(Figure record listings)
** Begin **

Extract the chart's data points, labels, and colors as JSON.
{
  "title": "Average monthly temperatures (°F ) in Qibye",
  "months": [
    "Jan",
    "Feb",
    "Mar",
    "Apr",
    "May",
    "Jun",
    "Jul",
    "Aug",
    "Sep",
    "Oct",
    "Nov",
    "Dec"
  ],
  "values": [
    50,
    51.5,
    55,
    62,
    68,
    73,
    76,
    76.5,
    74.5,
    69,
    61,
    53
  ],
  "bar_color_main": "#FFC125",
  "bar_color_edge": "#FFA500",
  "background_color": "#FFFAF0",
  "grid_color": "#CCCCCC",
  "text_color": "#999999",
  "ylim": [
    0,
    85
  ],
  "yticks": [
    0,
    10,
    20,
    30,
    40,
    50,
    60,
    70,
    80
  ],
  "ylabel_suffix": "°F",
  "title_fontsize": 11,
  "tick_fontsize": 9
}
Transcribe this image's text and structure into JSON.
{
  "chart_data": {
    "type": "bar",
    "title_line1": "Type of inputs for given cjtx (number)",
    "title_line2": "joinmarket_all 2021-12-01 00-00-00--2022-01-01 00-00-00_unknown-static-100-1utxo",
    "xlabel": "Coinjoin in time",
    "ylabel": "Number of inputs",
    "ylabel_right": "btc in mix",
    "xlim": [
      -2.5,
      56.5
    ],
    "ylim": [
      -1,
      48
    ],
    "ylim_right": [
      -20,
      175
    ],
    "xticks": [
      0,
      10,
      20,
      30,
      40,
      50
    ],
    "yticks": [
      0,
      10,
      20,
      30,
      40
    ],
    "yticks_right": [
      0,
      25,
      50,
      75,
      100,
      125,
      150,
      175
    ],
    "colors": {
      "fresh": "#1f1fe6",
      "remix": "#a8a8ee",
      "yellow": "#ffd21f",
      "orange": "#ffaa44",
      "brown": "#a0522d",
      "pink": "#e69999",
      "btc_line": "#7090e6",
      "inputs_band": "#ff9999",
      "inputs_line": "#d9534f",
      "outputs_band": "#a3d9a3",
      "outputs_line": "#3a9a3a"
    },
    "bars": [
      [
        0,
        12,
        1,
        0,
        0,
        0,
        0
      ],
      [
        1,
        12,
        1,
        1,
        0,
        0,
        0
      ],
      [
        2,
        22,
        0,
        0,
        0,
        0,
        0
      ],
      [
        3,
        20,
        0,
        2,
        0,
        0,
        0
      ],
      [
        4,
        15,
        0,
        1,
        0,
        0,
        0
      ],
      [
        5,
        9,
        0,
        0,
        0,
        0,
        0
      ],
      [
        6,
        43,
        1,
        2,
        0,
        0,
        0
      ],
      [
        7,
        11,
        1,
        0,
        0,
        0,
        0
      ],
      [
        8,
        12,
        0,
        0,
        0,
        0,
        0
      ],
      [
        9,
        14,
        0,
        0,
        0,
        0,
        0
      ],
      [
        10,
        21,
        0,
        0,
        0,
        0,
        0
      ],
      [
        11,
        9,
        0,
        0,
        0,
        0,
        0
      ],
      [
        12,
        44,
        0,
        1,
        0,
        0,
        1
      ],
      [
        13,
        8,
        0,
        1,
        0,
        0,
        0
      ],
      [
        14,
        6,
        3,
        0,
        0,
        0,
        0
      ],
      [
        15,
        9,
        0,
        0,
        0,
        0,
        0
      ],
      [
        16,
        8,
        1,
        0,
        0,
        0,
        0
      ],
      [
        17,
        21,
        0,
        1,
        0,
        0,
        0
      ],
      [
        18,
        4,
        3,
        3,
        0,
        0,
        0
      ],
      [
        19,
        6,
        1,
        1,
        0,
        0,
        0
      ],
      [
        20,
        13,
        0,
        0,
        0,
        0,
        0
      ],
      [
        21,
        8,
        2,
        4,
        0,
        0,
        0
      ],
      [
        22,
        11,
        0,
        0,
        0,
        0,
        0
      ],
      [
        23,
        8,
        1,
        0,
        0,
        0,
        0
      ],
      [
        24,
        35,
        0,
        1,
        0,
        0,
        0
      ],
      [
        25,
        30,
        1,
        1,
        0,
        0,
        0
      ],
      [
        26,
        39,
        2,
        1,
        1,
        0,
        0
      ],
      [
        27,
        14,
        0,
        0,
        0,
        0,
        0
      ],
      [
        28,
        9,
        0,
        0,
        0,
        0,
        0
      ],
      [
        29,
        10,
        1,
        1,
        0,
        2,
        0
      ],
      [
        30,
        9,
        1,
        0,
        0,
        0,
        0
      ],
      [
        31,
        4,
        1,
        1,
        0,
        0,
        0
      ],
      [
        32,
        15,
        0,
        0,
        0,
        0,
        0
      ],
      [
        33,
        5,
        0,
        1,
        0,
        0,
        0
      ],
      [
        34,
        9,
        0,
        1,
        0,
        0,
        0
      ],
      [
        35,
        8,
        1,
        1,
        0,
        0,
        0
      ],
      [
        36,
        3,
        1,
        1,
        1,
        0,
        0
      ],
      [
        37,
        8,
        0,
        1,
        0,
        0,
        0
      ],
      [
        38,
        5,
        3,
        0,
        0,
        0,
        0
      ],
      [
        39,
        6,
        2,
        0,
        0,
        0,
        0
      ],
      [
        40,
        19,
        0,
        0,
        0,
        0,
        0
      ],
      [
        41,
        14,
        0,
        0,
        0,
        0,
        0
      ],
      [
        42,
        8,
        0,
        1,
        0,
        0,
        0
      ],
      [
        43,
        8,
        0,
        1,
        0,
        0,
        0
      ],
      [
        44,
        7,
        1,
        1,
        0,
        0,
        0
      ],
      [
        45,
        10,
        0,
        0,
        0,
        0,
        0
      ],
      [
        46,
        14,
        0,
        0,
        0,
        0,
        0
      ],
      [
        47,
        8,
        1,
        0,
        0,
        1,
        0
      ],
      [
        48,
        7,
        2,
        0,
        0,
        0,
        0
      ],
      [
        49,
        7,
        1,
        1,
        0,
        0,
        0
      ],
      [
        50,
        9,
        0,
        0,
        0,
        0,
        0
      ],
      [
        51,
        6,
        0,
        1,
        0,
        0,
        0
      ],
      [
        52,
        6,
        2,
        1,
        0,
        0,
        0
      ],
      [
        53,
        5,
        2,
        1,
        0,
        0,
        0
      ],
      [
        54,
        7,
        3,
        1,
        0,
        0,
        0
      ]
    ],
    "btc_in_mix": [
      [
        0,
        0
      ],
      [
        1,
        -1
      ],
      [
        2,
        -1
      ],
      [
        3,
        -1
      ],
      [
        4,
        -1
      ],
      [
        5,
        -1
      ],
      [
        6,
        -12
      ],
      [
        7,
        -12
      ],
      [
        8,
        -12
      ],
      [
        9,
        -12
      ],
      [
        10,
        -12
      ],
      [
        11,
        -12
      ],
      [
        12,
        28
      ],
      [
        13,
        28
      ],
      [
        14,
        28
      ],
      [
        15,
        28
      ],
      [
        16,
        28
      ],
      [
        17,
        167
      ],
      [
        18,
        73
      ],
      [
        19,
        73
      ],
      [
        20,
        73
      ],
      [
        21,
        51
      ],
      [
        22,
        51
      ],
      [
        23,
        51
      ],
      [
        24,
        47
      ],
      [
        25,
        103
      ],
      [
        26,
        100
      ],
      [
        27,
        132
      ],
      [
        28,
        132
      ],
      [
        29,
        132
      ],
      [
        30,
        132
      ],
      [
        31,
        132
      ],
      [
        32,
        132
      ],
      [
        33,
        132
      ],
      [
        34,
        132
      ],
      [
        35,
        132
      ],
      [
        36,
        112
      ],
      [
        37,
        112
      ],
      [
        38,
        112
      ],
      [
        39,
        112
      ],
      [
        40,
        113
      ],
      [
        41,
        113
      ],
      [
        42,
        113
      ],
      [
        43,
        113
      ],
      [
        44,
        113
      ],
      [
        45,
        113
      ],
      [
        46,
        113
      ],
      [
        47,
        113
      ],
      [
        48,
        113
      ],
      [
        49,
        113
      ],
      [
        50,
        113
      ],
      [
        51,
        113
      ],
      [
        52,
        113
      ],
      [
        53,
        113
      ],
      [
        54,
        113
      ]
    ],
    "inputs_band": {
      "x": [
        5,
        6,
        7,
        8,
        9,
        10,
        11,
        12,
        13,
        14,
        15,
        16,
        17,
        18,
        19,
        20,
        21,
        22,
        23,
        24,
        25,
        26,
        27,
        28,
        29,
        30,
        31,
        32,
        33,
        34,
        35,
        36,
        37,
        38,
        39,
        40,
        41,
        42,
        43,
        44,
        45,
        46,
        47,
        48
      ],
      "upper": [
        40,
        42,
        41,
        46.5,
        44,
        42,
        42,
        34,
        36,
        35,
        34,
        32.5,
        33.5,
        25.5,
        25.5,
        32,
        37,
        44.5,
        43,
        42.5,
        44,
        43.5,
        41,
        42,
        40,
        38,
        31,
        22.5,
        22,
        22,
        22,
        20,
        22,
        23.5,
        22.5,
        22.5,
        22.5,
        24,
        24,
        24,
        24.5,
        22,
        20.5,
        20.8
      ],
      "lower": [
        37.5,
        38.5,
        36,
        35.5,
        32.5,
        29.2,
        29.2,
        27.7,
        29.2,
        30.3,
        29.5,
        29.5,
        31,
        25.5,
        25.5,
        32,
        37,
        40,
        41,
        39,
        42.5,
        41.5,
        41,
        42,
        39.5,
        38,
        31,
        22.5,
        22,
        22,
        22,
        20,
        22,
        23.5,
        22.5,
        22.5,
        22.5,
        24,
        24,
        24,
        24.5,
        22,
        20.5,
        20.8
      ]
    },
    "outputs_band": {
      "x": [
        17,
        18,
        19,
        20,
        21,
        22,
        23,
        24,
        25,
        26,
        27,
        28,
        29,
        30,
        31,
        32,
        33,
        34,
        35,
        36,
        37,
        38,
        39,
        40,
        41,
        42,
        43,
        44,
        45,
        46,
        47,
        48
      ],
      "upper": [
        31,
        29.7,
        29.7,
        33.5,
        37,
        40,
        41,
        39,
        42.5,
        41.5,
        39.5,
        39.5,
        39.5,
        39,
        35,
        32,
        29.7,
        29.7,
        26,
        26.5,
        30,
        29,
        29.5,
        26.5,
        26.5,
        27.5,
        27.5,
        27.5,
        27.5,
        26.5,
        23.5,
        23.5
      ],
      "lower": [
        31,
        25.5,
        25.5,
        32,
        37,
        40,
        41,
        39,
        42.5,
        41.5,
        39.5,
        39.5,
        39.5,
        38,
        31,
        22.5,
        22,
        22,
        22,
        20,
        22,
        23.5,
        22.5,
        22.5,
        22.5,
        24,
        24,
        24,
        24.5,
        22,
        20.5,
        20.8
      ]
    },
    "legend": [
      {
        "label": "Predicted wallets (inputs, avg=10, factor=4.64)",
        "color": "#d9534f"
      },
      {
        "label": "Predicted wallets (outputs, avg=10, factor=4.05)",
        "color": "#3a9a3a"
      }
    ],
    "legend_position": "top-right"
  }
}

** End **

> **Written problem**:
In the records above, tally the lines where the word "colors" appears, and give the number and nothing else.

> **Complete output**:
2